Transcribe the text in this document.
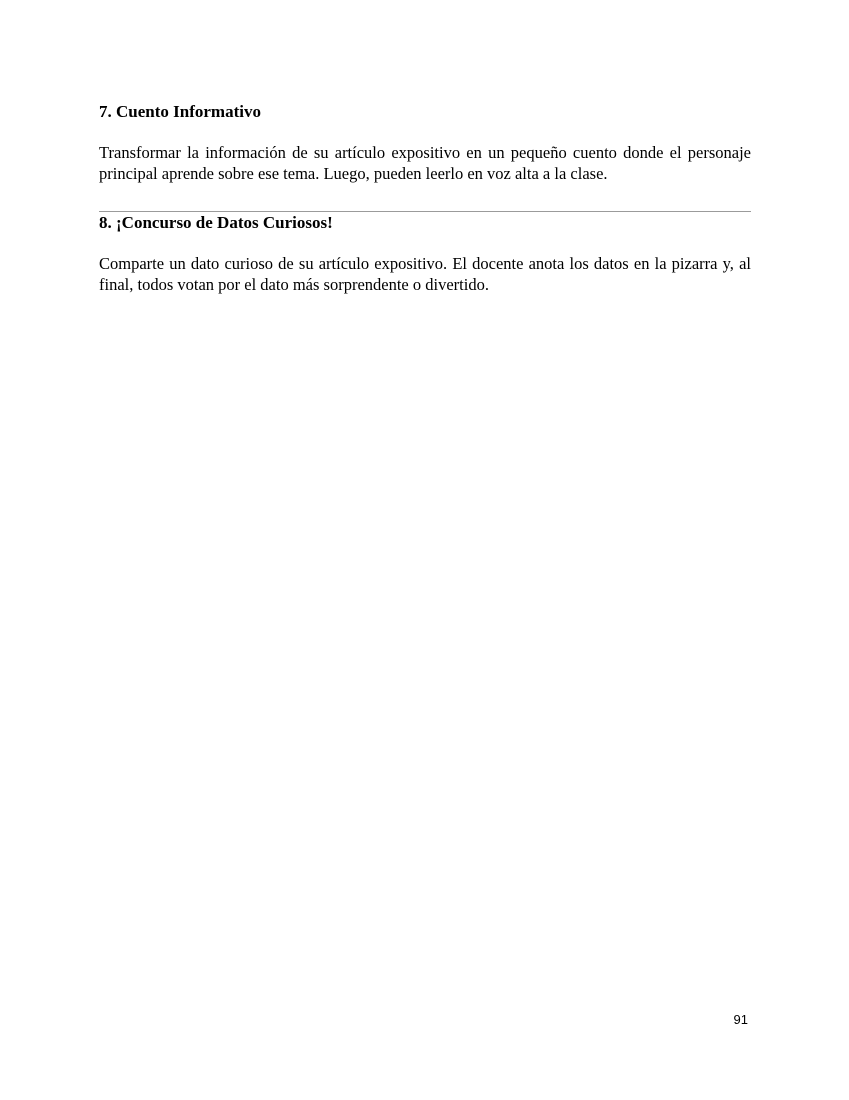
7. Cuento Informativo

Transformar la información de su artículo expositivo en un pequeño cuento donde el personaje principal aprende sobre ese tema. Luego, pueden leerlo en voz alta a la clase.

8. ¡Concurso de Datos Curiosos!

Comparte un dato curioso de su artículo expositivo. El docente anota los datos en la pizarra y, al final, todos votan por el dato más sorprendente o divertido.

91
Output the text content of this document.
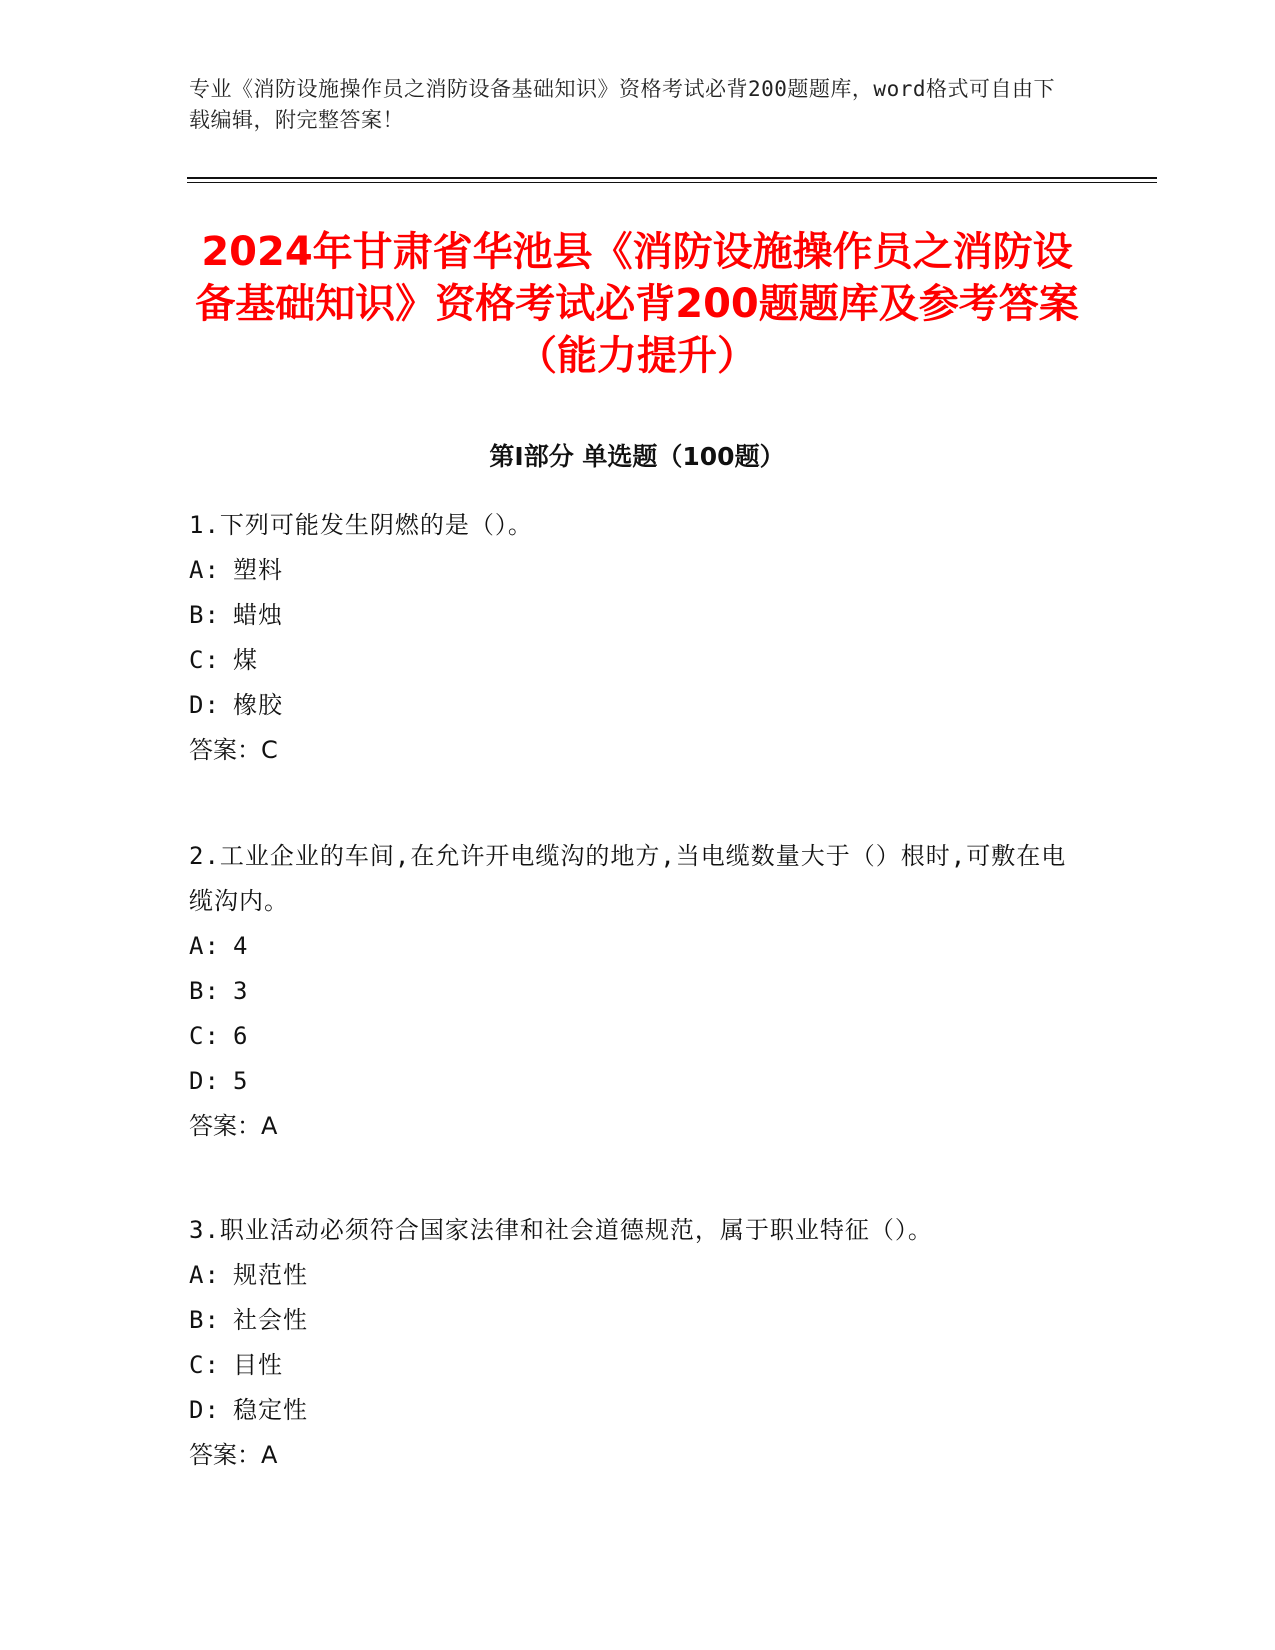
专业《消防设施操作员之消防设备基础知识》资格考试必背200题题库，word格式可自由下载编辑，附完整答案！
2024年甘肃省华池县《消防设施操作员之消防设备基础知识》资格考试必背200题题库及参考答案（能力提升）
第Ⅰ部分 单选题（100题）
1.下列可能发生阴燃的是（）。
A: 塑料
B: 蜡烛
C: 煤
D: 橡胶
答案：C
2.工业企业的车间,在允许开电缆沟的地方,当电缆数量大于（）根时,可敷在电缆沟内。
A: 4
B: 3
C: 6
D: 5
答案：A
3.职业活动必须符合国家法律和社会道德规范，属于职业特征（）。
A: 规范性
B: 社会性
C: 目性
D: 稳定性
答案：A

- - - -

> **Problem requirements**
Copy, from the material above, each line in which the string "消防设施操作员之消防设备基础知识" occurs.

> **Answer to the task**
专业《消防设施操作员之消防设备基础知识》资格考试必背200题题库，word格式可自由下载编辑，附完整答案！
2024年甘肃省华池县《消防设施操作员之消防设备基础知识》资格考试必背200题题库及参考答案（能力提升）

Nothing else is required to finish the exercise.